§ **INPUT DATA**
--

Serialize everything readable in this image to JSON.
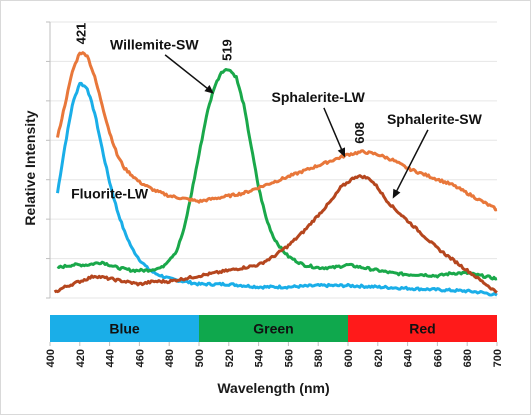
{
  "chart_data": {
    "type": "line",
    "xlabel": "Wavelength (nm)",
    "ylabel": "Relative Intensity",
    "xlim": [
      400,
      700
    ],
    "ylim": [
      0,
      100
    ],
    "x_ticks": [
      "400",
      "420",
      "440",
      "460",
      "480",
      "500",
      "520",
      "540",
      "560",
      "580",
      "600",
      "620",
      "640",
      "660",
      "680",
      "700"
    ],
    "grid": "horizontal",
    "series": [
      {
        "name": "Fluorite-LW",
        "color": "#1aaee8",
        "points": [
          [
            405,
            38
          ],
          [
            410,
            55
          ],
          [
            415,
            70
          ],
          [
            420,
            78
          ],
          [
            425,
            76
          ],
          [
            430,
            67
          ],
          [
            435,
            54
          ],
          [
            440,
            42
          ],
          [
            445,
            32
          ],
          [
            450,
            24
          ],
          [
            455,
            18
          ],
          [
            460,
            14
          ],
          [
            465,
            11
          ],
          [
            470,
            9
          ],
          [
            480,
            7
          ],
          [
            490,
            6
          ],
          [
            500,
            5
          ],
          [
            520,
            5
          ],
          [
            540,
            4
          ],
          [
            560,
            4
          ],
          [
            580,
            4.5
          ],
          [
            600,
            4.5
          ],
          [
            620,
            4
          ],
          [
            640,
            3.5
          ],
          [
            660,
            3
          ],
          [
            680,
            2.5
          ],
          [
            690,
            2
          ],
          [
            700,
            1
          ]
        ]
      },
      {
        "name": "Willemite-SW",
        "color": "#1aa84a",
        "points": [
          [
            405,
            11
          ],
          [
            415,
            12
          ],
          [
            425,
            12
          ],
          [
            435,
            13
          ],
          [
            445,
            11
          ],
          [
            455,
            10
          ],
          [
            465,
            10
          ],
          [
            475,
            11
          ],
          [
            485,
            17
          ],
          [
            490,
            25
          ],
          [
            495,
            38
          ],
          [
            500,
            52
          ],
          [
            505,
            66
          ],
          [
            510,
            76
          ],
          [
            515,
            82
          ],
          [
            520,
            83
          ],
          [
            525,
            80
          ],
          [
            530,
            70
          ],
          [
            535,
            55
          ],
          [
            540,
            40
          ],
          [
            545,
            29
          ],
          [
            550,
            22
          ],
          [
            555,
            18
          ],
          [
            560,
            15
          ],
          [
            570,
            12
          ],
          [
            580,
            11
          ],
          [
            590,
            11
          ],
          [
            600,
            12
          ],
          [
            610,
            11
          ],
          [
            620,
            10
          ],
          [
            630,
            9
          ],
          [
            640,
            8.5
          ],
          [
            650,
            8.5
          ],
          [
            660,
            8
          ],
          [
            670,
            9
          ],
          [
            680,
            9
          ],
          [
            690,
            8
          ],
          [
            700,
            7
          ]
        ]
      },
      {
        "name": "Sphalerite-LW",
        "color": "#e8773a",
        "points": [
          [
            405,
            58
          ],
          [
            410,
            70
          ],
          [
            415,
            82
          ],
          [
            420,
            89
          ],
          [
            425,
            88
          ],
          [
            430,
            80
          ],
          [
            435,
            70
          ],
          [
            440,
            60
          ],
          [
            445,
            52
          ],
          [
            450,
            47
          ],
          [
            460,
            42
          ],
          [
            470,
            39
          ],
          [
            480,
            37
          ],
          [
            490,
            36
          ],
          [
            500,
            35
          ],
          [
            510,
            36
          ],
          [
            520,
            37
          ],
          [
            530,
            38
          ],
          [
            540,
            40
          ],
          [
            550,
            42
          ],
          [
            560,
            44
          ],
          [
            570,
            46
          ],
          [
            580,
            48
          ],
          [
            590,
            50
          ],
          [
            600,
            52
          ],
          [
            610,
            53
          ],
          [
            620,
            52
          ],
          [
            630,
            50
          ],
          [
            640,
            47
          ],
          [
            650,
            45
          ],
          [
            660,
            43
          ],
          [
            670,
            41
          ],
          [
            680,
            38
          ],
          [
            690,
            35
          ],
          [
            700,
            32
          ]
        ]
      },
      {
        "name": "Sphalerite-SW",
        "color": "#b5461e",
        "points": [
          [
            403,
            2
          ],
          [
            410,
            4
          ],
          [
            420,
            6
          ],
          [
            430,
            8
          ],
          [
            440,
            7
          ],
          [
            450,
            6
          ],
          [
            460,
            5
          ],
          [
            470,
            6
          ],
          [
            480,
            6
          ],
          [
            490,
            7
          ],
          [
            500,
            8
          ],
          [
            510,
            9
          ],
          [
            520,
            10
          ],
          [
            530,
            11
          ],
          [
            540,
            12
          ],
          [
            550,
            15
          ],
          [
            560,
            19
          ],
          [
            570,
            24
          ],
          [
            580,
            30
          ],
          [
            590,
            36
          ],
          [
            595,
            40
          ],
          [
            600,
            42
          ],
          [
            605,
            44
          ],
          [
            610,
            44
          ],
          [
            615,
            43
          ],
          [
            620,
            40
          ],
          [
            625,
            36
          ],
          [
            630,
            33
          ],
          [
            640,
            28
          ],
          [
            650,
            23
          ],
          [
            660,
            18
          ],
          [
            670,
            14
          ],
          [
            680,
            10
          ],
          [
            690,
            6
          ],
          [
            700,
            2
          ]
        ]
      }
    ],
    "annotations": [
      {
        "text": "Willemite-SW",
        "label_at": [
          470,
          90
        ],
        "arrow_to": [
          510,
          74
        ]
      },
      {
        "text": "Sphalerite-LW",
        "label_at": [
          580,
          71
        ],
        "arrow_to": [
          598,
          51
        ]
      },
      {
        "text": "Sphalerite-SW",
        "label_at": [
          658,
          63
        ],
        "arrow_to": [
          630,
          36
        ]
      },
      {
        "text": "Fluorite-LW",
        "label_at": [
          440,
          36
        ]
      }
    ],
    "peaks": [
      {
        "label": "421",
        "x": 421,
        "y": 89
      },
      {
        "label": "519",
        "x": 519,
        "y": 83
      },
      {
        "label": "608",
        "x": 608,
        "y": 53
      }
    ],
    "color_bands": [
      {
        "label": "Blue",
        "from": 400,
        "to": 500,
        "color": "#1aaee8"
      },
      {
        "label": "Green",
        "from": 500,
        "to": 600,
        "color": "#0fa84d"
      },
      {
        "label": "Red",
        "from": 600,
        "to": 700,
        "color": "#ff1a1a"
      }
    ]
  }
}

--

§ **WHAT THE EXERCISE ASKS**
Copy out each line of the entries that holds "Sphalerite".

§ **THE OUTPUT**
        "name": "Sphalerite-LW",
        "name": "Sphalerite-SW",
        "text": "Sphalerite-LW",
        "text": "Sphalerite-SW",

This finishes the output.